Every entry below should be printed exactly, without its images.

--- BEGIN SUPPLIED MATERIAL ---

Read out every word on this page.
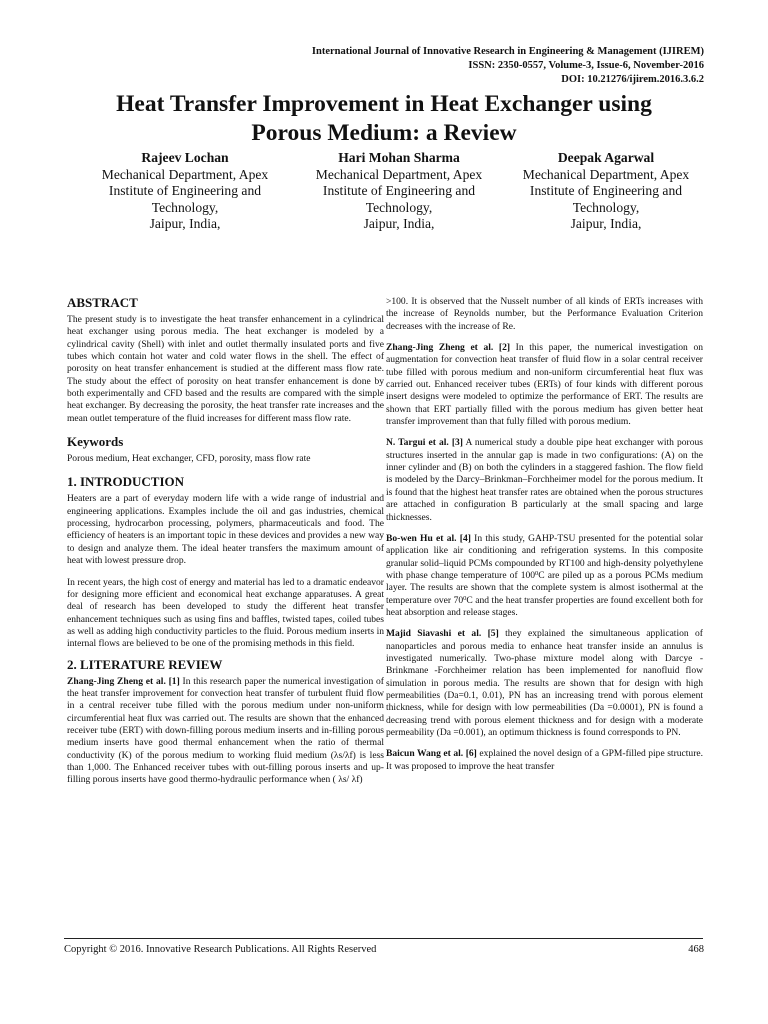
International Journal of Innovative Research in Engineering & Management (IJIREM)
ISSN: 2350-0557, Volume-3, Issue-6, November-2016
DOI: 10.21276/ijirem.2016.3.6.2
Heat Transfer Improvement in Heat Exchanger using
Porous Medium: a Review
Rajeev Lochan
Mechanical Department, Apex
Institute of Engineering and
Technology,
Jaipur, India,
Hari Mohan Sharma
Mechanical Department, Apex
Institute of Engineering and
Technology,
Jaipur, India,
Deepak Agarwal
Mechanical Department, Apex
Institute of Engineering and
Technology,
Jaipur, India,
ABSTRACT

The present study is to investigate the heat transfer enhancement in a cylindrical heat exchanger using porous media. The heat exchanger is modeled by a cylindrical cavity (Shell) with inlet and outlet thermally insulated ports and five tubes which contain hot water and cold water flows in the shell. The effect of porosity on heat transfer enhancement is studied at the different mass flow rate. The study about the effect of porosity on heat transfer enhancement is done by both experimentally and CFD based and the results are compared with the simple heat exchanger. By decreasing the porosity, the heat transfer rate increases and the mean outlet temperature of the fluid increases for different mass flow rate.

Keywords

Porous medium, Heat exchanger, CFD, porosity, mass flow rate

1. INTRODUCTION

Heaters are a part of everyday modern life with a wide range of industrial and engineering applications. Examples include the oil and gas industries, chemical processing, hydrocarbon processing, polymers, pharmaceuticals and food. The efficiency of heaters is an important topic in these devices and provides a new way to design and analyze them. The ideal heater transfers the maximum amount of heat with lowest pressure drop.

In recent years, the high cost of energy and material has led to a dramatic endeavor for designing more efficient and economical heat exchange apparatuses. A great deal of research has been developed to study the different heat transfer enhancement techniques such as using fins and baffles, twisted tapes, coiled tubes as well as adding high conductivity particles to the fluid. Porous medium inserts in internal flows are believed to be one of the promising methods in this field.

2. LITERATURE REVIEW

Zhang-Jing Zheng et al. [1] In this research paper the numerical investigation of the heat transfer improvement for convection heat transfer of turbulent fluid flow in a central receiver tube filled with the porous medium under non-uniform circumferential heat flux was carried out. The results are shown that the enhanced receiver tube (ERT) with down-filling porous medium inserts and in-filling porous medium inserts have good thermal enhancement when the ratio of thermal conductivity (K) of the porous medium to working fluid medium (λs/λf) is less than 1,000. The Enhanced receiver tubes with out-filling porous inserts and up-filling porous inserts have good thermo-hydraulic performance when ( λs/ λf)

>100. It is observed that the Nusselt number of all kinds of ERTs increases with the increase of Reynolds number, but the Performance Evaluation Criterion decreases with the increase of Re.

Zhang-Jing Zheng et al. [2] In this paper, the numerical investigation on augmentation for convection heat transfer of fluid flow in a solar central receiver tube filled with porous medium and non-uniform circumferential heat flux was carried out. Enhanced receiver tubes (ERTs) of four kinds with different porous insert designs were modeled to optimize the performance of ERT. The results are shown that ERT partially filled with the porous medium has given better heat transfer improvement than that fully filled with porous medium.

N. Targui et al. [3] A numerical study a double pipe heat exchanger with porous structures inserted in the annular gap is made in two configurations: (A) on the inner cylinder and (B) on both the cylinders in a staggered fashion. The flow field is modeled by the Darcy–Brinkman–Forchheimer model for the porous medium. It is found that the highest heat transfer rates are obtained when the porous structures are attached in configuration B particularly at the small spacing and large thicknesses.

Bo-wen Hu et al. [4] In this study, GAHP-TSU presented for the potential solar application like air conditioning and refrigeration systems. In this composite granular solid–liquid PCMs compounded by RT100 and high-density polyethylene with phase change temperature of $100^0C$ are piled up as a porous PCMs medium layer. The results are shown that the complete system is almost isothermal at the temperature over $70^0C$ and the heat transfer properties are found excellent both for heat absorption and release stages.

Majid Siavashi et al. [5] they explained the simultaneous application of nanoparticles and porous media to enhance heat transfer inside an annulus is investigated numerically. Two-phase mixture model along with Darcye -Brinkmane -Forchheimer relation has been implemented for nanofluid flow simulation in porous media. The results are shown that for design with high permeabilities (Da=0.1, 0.01), PN has an increasing trend with porous element thickness, while for design with low permeabilities (Da =0.0001), PN is found a decreasing trend with porous element thickness and for design with a moderate permeability (Da =0.001), an optimum thickness is found corresponds to PN.

Baicun Wang et al. [6] explained the novel design of a GPM-filled pipe structure. It was proposed to improve the heat transfer

Copyright © 2016. Innovative Research Publications. All Rights Reserved	468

--- END SUPPLIED MATERIAL ---

## RIGHT ANSWER
Read out every word on this page.
International Journal of Innovative Research in Engineering & Management (IJIREM)
ISSN: 2350-0557, Volume-3, Issue-6, November-2016
DOI: 10.21276/ijirem.2016.3.6.2
Heat Transfer Improvement in Heat Exchanger using
Porous Medium: a Review
Rajeev Lochan
Mechanical Department, Apex
Institute of Engineering and
Technology,
Jaipur, India,
Hari Mohan Sharma
Mechanical Department, Apex
Institute of Engineering and
Technology,
Jaipur, India,
Deepak Agarwal
Mechanical Department, Apex
Institute of Engineering and
Technology,
Jaipur, India,
ABSTRACT

The present study is to investigate the heat transfer enhancement in a cylindrical heat exchanger using porous media. The heat exchanger is modeled by a cylindrical cavity (Shell) with inlet and outlet thermally insulated ports and five tubes which contain hot water and cold water flows in the shell. The effect of porosity on heat transfer enhancement is studied at the different mass flow rate. The study about the effect of porosity on heat transfer enhancement is done by both experimentally and CFD based and the results are compared with the simple heat exchanger. By decreasing the porosity, the heat transfer rate increases and the mean outlet temperature of the fluid increases for different mass flow rate.

Keywords

Porous medium, Heat exchanger, CFD, porosity, mass flow rate

1. INTRODUCTION

Heaters are a part of everyday modern life with a wide range of industrial and engineering applications. Examples include the oil and gas industries, chemical processing, hydrocarbon processing, polymers, pharmaceuticals and food. The efficiency of heaters is an important topic in these devices and provides a new way to design and analyze them. The ideal heater transfers the maximum amount of heat with lowest pressure drop.

In recent years, the high cost of energy and material has led to a dramatic endeavor for designing more efficient and economical heat exchange apparatuses. A great deal of research has been developed to study the different heat transfer enhancement techniques such as using fins and baffles, twisted tapes, coiled tubes as well as adding high conductivity particles to the fluid. Porous medium inserts in internal flows are believed to be one of the promising methods in this field.

2. LITERATURE REVIEW

Zhang-Jing Zheng et al. [1] In this research paper the numerical investigation of the heat transfer improvement for convection heat transfer of turbulent fluid flow in a central receiver tube filled with the porous medium under non-uniform circumferential heat flux was carried out. The results are shown that the enhanced receiver tube (ERT) with down-filling porous medium inserts and in-filling porous medium inserts have good thermal enhancement when the ratio of thermal conductivity (K) of the porous medium to working fluid medium (λs/λf) is less than 1,000. The Enhanced receiver tubes with out-filling porous inserts and up-filling porous inserts have good thermo-hydraulic performance when ( λs/ λf)

>100. It is observed that the Nusselt number of all kinds of ERTs increases with the increase of Reynolds number, but the Performance Evaluation Criterion decreases with the increase of Re.

Zhang-Jing Zheng et al. [2] In this paper, the numerical investigation on augmentation for convection heat transfer of fluid flow in a solar central receiver tube filled with porous medium and non-uniform circumferential heat flux was carried out. Enhanced receiver tubes (ERTs) of four kinds with different porous insert designs were modeled to optimize the performance of ERT. The results are shown that ERT partially filled with the porous medium has given better heat transfer improvement than that fully filled with porous medium.

N. Targui et al. [3] A numerical study a double pipe heat exchanger with porous structures inserted in the annular gap is made in two configurations: (A) on the inner cylinder and (B) on both the cylinders in a staggered fashion. The flow field is modeled by the Darcy–Brinkman–Forchheimer model for the porous medium. It is found that the highest heat transfer rates are obtained when the porous structures are attached in configuration B particularly at the small spacing and large thicknesses.

Bo-wen Hu et al. [4] In this study, GAHP-TSU presented for the potential solar application like air conditioning and refrigeration systems. In this composite granular solid–liquid PCMs compounded by RT100 and high-density polyethylene with phase change temperature of $100^0C$ are piled up as a porous PCMs medium layer. The results are shown that the complete system is almost isothermal at the temperature over $70^0C$ and the heat transfer properties are found excellent both for heat absorption and release stages.

Majid Siavashi et al. [5] they explained the simultaneous application of nanoparticles and porous media to enhance heat transfer inside an annulus is investigated numerically. Two-phase mixture model along with Darcye -Brinkmane -Forchheimer relation has been implemented for nanofluid flow simulation in porous media. The results are shown that for design with high permeabilities (Da=0.1, 0.01), PN has an increasing trend with porous element thickness, while for design with low permeabilities (Da =0.0001), PN is found a decreasing trend with porous element thickness and for design with a moderate permeability (Da =0.001), an optimum thickness is found corresponds to PN.

Baicun Wang et al. [6] explained the novel design of a GPM-filled pipe structure. It was proposed to improve the heat transfer

Copyright © 2016. Innovative Research Publications. All Rights Reserved	468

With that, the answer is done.